Figure collection entries
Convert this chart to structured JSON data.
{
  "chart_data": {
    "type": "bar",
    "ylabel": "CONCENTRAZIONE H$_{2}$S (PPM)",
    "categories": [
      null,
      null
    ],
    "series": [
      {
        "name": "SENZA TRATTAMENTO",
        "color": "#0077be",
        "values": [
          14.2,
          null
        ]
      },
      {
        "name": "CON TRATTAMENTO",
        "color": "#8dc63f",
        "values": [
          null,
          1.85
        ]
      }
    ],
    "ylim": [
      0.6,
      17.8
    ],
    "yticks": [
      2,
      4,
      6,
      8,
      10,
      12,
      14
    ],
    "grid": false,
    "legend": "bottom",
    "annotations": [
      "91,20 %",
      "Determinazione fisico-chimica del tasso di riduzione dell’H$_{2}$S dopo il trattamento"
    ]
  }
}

--

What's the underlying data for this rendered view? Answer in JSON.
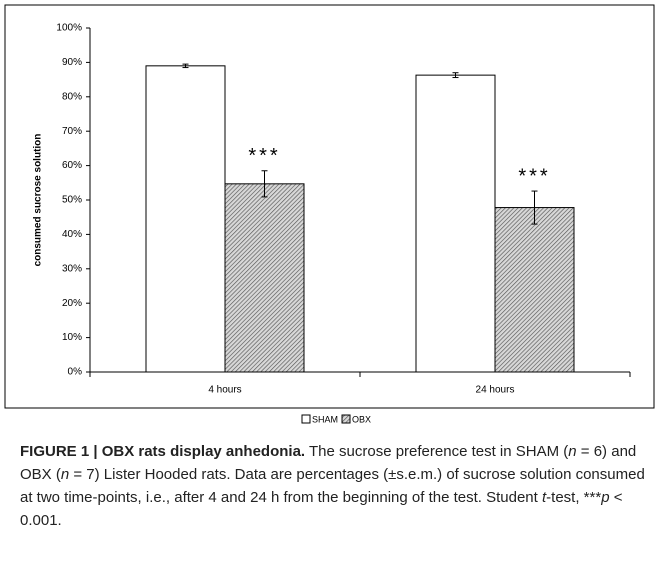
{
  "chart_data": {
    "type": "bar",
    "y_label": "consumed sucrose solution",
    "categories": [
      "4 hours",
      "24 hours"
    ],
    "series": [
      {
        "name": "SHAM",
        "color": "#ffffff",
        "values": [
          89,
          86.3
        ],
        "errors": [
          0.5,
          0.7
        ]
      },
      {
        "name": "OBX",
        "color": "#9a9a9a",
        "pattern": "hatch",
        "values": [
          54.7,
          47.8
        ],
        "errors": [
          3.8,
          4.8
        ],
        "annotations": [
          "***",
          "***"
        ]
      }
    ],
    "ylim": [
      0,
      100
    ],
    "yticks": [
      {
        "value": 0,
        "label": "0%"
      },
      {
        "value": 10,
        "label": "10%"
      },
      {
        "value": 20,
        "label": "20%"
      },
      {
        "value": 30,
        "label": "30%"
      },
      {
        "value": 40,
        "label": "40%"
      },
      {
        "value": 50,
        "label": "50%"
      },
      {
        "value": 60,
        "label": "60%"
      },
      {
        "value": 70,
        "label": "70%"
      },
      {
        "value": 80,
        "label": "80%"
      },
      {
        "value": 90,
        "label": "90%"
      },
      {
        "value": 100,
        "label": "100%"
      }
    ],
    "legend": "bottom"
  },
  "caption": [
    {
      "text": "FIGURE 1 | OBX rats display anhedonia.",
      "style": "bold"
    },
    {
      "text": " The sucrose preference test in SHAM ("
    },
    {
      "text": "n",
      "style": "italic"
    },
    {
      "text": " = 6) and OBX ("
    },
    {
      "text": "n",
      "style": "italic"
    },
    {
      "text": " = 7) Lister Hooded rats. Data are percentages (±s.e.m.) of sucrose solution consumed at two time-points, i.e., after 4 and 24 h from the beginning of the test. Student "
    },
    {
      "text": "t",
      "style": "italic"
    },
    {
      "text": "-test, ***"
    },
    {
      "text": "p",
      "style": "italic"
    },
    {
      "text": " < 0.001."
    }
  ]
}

■ EXERCISE AIM ■
Extract all lines of the records above that include "test".

■ COMPLETE RESPONSE ■
      "text": " The sucrose preference test in SHAM ("
      "text": " = 7) Lister Hooded rats. Data are percentages (±s.e.m.) of sucrose solution consumed at two time-points, i.e., after 4 and 24 h from the beginning of the test. Student "
      "text": "-test, ***"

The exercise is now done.